## [Exercise details]
Across the listing below, how many lines hold "screenshot"? Reply with the number by itself.

[start]

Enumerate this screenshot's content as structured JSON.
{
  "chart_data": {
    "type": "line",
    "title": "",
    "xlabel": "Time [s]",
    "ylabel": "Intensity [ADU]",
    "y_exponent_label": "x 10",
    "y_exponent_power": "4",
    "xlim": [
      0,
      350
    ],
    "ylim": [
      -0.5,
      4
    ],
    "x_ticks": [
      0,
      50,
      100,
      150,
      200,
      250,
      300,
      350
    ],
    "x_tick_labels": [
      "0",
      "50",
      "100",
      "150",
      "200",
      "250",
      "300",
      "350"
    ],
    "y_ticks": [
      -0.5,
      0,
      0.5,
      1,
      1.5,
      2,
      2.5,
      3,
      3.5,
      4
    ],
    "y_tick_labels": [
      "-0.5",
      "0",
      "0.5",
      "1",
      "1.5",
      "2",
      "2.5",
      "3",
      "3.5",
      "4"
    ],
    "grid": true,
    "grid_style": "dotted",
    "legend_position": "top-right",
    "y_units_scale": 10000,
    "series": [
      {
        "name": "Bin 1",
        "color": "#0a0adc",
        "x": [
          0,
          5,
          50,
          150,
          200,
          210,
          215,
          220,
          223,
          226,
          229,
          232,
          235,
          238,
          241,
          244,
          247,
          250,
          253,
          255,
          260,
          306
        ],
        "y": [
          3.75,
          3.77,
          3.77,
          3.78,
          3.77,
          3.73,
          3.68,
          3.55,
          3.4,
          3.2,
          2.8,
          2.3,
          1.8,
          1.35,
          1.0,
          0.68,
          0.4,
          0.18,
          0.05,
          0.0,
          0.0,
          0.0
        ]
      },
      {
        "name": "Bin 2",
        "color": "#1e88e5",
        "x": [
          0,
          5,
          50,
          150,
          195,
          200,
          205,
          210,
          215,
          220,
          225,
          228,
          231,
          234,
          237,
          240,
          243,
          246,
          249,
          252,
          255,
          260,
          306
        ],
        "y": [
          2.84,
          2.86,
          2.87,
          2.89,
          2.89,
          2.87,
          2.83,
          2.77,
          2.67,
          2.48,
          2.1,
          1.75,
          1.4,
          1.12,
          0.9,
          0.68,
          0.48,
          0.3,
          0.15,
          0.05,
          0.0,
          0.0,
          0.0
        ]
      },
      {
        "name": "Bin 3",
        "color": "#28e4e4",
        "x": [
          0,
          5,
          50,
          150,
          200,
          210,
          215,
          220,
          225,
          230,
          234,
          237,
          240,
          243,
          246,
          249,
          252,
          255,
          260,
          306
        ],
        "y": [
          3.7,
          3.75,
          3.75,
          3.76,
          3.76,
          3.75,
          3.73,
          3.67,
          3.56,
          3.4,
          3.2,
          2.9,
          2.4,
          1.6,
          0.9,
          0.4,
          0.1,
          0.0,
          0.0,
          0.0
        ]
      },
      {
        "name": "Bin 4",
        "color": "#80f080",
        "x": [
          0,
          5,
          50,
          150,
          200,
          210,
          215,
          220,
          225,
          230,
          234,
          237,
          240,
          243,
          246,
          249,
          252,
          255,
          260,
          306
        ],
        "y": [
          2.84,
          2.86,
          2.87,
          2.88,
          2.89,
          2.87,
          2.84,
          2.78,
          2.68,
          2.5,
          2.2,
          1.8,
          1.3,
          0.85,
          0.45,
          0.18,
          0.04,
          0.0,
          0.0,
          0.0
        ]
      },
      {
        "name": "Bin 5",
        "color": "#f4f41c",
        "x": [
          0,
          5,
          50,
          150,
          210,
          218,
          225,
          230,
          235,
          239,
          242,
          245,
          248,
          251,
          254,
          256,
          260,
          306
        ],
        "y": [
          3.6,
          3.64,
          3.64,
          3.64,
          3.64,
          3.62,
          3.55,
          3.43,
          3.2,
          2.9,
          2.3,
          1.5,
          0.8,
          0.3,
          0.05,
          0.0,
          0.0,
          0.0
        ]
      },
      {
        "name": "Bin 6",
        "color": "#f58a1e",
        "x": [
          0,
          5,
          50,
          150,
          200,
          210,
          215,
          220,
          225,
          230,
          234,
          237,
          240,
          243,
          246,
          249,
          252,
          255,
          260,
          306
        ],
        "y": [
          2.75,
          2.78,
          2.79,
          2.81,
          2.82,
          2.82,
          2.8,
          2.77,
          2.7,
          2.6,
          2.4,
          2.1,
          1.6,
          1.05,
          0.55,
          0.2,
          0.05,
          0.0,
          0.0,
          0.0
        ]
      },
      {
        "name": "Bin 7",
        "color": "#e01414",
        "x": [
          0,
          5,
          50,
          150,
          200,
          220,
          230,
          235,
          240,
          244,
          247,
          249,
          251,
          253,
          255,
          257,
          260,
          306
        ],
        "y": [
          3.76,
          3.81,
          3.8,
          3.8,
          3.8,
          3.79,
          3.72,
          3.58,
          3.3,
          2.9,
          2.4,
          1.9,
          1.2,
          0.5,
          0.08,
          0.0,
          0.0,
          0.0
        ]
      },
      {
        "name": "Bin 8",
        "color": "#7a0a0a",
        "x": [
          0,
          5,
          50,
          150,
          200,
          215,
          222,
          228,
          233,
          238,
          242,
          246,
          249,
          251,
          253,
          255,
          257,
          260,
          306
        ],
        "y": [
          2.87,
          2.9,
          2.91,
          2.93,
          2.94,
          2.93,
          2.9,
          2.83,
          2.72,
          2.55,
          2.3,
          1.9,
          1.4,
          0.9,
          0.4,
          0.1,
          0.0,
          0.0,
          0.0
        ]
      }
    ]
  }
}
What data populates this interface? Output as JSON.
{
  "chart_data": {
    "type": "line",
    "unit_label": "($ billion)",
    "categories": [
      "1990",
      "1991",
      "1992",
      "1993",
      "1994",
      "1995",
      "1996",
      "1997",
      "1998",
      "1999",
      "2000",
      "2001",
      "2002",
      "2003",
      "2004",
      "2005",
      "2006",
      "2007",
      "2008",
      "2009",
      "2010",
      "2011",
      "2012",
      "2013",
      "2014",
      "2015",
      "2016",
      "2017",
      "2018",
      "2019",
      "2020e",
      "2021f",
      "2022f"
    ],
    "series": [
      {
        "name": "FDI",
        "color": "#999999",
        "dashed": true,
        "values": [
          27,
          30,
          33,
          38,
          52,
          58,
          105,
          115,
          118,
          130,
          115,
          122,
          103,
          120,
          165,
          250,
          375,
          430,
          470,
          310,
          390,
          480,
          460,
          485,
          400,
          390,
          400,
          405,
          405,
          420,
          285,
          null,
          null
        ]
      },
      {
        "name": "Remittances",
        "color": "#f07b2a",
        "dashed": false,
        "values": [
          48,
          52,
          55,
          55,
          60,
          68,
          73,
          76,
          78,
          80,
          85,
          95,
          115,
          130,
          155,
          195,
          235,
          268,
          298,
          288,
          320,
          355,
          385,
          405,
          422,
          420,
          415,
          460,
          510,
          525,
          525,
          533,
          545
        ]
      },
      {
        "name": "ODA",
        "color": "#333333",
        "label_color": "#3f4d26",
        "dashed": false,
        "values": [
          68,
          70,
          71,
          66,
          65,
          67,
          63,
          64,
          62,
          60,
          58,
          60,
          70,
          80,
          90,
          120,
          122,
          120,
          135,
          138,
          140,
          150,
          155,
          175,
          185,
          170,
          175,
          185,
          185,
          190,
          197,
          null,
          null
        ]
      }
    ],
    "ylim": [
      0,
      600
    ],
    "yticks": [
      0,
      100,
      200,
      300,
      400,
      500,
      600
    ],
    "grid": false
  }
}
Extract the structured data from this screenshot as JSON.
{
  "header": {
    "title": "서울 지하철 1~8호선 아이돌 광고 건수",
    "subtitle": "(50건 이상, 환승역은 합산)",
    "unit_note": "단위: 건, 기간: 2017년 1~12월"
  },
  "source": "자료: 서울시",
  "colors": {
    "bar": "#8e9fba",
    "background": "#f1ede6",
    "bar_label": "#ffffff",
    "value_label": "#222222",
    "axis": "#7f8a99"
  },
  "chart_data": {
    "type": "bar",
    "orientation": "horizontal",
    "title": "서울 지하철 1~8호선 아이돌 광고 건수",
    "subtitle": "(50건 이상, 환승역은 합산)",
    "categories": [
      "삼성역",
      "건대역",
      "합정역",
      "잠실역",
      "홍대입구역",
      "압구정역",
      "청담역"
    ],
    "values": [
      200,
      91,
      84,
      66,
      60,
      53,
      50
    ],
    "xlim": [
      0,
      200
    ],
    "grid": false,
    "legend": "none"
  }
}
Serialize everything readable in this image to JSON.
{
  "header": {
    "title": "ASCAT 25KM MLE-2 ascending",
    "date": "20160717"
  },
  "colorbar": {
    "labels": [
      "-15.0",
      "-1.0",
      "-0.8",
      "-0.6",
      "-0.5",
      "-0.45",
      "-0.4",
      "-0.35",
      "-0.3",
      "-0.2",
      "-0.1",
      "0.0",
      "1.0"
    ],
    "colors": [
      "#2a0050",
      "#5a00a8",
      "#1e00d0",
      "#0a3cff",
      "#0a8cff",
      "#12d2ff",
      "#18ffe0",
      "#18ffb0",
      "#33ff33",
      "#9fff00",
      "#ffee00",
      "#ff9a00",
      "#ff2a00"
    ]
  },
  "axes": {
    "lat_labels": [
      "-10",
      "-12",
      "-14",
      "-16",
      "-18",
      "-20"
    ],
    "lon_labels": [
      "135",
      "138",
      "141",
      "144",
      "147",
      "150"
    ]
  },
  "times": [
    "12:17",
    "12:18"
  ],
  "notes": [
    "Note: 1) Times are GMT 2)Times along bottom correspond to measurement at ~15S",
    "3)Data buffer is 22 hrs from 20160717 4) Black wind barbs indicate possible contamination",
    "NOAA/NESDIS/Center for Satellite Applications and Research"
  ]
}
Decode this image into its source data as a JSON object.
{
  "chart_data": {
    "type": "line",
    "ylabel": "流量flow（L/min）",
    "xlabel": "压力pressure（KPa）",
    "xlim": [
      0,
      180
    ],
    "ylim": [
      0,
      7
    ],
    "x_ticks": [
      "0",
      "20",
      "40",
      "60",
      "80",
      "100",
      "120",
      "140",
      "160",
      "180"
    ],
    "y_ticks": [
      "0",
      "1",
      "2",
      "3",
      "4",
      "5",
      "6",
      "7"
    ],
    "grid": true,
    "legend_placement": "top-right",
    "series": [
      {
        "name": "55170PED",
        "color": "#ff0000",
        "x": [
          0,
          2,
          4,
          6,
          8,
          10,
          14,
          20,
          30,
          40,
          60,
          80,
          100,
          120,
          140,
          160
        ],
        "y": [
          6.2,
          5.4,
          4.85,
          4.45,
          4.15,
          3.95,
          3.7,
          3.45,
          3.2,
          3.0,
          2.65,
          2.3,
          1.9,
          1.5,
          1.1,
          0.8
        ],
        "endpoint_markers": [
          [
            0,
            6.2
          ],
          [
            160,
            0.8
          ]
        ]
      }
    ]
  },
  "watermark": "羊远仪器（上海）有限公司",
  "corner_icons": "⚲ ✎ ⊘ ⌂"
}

[end]

## [Result for this exercise]
2